The task:
Quote the full listing word for word.

Material shown:

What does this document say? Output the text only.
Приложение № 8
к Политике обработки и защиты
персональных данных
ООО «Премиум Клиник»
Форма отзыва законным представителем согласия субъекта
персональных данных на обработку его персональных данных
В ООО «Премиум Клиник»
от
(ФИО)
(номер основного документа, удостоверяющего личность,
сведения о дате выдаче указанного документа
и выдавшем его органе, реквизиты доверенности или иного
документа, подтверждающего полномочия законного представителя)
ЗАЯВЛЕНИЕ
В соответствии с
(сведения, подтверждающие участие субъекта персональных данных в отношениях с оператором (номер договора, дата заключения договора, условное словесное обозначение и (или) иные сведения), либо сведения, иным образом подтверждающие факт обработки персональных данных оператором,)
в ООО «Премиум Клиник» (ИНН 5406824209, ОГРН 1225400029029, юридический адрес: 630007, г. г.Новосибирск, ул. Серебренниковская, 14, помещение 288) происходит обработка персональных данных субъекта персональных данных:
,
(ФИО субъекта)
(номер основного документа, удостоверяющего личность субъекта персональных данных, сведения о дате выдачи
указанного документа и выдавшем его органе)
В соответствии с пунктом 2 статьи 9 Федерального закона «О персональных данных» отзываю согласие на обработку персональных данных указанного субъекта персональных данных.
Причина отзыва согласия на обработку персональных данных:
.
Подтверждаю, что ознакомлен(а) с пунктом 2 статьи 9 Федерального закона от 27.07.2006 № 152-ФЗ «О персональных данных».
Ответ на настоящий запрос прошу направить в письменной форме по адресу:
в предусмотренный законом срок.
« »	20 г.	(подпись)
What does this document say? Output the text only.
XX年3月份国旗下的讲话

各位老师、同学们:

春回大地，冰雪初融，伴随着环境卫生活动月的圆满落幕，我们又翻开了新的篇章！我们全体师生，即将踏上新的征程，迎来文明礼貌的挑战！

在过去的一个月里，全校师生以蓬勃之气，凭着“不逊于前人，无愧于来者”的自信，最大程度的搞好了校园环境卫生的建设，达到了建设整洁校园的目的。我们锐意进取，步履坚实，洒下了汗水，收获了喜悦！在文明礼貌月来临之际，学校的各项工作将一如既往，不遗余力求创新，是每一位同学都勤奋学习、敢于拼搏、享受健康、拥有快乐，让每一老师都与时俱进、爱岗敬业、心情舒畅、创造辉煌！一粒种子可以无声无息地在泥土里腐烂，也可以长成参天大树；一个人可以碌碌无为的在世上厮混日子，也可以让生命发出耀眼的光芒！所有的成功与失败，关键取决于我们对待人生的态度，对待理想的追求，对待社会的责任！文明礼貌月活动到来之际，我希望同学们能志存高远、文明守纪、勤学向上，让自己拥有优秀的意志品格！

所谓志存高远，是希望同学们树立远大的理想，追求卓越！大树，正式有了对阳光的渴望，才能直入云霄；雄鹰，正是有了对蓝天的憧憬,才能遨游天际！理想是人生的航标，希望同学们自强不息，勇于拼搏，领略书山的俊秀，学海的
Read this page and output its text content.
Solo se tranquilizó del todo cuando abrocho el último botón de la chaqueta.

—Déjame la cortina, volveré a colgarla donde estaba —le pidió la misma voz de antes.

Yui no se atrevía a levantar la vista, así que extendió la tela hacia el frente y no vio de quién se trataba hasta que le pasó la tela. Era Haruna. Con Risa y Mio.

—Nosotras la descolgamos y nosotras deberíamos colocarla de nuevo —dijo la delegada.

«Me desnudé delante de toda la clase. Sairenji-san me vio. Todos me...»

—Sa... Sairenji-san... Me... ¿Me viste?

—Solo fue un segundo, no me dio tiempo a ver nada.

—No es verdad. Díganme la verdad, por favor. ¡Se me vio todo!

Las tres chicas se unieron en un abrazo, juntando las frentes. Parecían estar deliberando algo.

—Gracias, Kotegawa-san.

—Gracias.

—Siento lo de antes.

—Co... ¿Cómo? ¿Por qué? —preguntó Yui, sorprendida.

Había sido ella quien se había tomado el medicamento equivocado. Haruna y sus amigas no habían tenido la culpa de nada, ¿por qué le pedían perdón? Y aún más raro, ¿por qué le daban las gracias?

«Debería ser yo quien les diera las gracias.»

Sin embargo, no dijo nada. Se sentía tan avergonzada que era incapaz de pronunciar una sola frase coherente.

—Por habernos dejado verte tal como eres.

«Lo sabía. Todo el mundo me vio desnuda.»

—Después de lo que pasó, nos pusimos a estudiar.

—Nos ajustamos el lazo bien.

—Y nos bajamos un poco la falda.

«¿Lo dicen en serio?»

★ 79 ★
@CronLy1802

Complete output:
What does this document say? Output the text only.
Приложение № 8
к Политике обработки и защиты
персональных данных
ООО «Премиум Клиник»
Форма отзыва законным представителем согласия субъекта
персональных данных на обработку его персональных данных
В ООО «Премиум Клиник»
от
(ФИО)
(номер основного документа, удостоверяющего личность,
сведения о дате выдаче указанного документа
и выдавшем его органе, реквизиты доверенности или иного
документа, подтверждающего полномочия законного представителя)
ЗАЯВЛЕНИЕ
В соответствии с
(сведения, подтверждающие участие субъекта персональных данных в отношениях с оператором (номер договора, дата заключения договора, условное словесное обозначение и (или) иные сведения), либо сведения, иным образом подтверждающие факт обработки персональных данных оператором,)
в ООО «Премиум Клиник» (ИНН 5406824209, ОГРН 1225400029029, юридический адрес: 630007, г. г.Новосибирск, ул. Серебренниковская, 14, помещение 288) происходит обработка персональных данных субъекта персональных данных:
,
(ФИО субъекта)
(номер основного документа, удостоверяющего личность субъекта персональных данных, сведения о дате выдачи
указанного документа и выдавшем его органе)
В соответствии с пунктом 2 статьи 9 Федерального закона «О персональных данных» отзываю согласие на обработку персональных данных указанного субъекта персональных данных.
Причина отзыва согласия на обработку персональных данных:
.
Подтверждаю, что ознакомлен(а) с пунктом 2 статьи 9 Федерального закона от 27.07.2006 № 152-ФЗ «О персональных данных».
Ответ на настоящий запрос прошу направить в письменной форме по адресу:
в предусмотренный законом срок.
« »	20 г.	(подпись)
What does this document say? Output the text only.
XX年3月份国旗下的讲话

各位老师、同学们:

春回大地，冰雪初融，伴随着环境卫生活动月的圆满落幕，我们又翻开了新的篇章！我们全体师生，即将踏上新的征程，迎来文明礼貌的挑战！

在过去的一个月里，全校师生以蓬勃之气，凭着“不逊于前人，无愧于来者”的自信，最大程度的搞好了校园环境卫生的建设，达到了建设整洁校园的目的。我们锐意进取，步履坚实，洒下了汗水，收获了喜悦！在文明礼貌月来临之际，学校的各项工作将一如既往，不遗余力求创新，是每一位同学都勤奋学习、敢于拼搏、享受健康、拥有快乐，让每一老师都与时俱进、爱岗敬业、心情舒畅、创造辉煌！一粒种子可以无声无息地在泥土里腐烂，也可以长成参天大树；一个人可以碌碌无为的在世上厮混日子，也可以让生命发出耀眼的光芒！所有的成功与失败，关键取决于我们对待人生的态度，对待理想的追求，对待社会的责任！文明礼貌月活动到来之际，我希望同学们能志存高远、文明守纪、勤学向上，让自己拥有优秀的意志品格！

所谓志存高远，是希望同学们树立远大的理想，追求卓越！大树，正式有了对阳光的渴望，才能直入云霄；雄鹰，正是有了对蓝天的憧憬,才能遨游天际！理想是人生的航标，希望同学们自强不息，勇于拼搏，领略书山的俊秀，学海的
Read this page and output its text content.
Solo se tranquilizó del todo cuando abrocho el último botón de la chaqueta.

—Déjame la cortina, volveré a colgarla donde estaba —le pidió la misma voz de antes.

Yui no se atrevía a levantar la vista, así que extendió la tela hacia el frente y no vio de quién se trataba hasta que le pasó la tela. Era Haruna. Con Risa y Mio.

—Nosotras la descolgamos y nosotras deberíamos colocarla de nuevo —dijo la delegada.

«Me desnudé delante de toda la clase. Sairenji-san me vio. Todos me...»

—Sa... Sairenji-san... Me... ¿Me viste?

—Solo fue un segundo, no me dio tiempo a ver nada.

—No es verdad. Díganme la verdad, por favor. ¡Se me vio todo!

Las tres chicas se unieron en un abrazo, juntando las frentes. Parecían estar deliberando algo.

—Gracias, Kotegawa-san.

—Gracias.

—Siento lo de antes.

—Co... ¿Cómo? ¿Por qué? —preguntó Yui, sorprendida.

Había sido ella quien se había tomado el medicamento equivocado. Haruna y sus amigas no habían tenido la culpa de nada, ¿por qué le pedían perdón? Y aún más raro, ¿por qué le daban las gracias?

«Debería ser yo quien les diera las gracias.»

Sin embargo, no dijo nada. Se sentía tan avergonzada que era incapaz de pronunciar una sola frase coherente.

—Por habernos dejado verte tal como eres.

«Lo sabía. Todo el mundo me vio desnuda.»

—Después de lo que pasó, nos pusimos a estudiar.

—Nos ajustamos el lazo bien.

—Y nos bajamos un poco la falda.

«¿Lo dicen en serio?»

★ 79 ★
@CronLy1802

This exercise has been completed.